» DATA SHOWN
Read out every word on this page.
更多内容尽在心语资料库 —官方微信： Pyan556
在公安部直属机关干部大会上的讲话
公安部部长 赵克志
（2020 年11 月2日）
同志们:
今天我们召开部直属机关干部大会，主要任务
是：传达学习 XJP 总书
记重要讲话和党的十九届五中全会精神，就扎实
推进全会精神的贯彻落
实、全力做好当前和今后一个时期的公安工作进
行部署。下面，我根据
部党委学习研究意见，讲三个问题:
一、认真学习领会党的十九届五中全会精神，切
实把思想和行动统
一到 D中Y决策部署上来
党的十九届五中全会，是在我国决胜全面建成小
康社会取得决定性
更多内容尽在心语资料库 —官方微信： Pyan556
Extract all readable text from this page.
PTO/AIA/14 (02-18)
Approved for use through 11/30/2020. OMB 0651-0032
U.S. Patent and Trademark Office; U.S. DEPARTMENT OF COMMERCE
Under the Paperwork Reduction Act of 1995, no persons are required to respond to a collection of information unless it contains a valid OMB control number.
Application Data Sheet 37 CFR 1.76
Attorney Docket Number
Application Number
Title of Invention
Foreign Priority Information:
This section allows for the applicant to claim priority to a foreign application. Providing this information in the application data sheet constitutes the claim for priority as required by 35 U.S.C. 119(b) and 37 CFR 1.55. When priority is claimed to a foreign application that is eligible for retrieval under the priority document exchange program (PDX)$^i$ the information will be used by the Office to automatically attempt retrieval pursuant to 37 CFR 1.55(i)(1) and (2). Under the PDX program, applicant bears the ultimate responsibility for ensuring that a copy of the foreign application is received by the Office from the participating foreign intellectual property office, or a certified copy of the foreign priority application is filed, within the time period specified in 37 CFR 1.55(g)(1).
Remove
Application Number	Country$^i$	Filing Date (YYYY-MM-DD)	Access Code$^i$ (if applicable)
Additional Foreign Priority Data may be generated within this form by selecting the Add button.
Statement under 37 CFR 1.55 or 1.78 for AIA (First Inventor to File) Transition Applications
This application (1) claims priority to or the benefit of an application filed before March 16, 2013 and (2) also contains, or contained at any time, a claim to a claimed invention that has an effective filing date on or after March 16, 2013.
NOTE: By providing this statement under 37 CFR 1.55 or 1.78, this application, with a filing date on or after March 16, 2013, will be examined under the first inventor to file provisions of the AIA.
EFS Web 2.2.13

» DIRECTIVE
Search the entries for the string "page" and collect each line that has it.

» FINISHED EXERCISE
Read out every word on this page.
Extract all readable text from this page.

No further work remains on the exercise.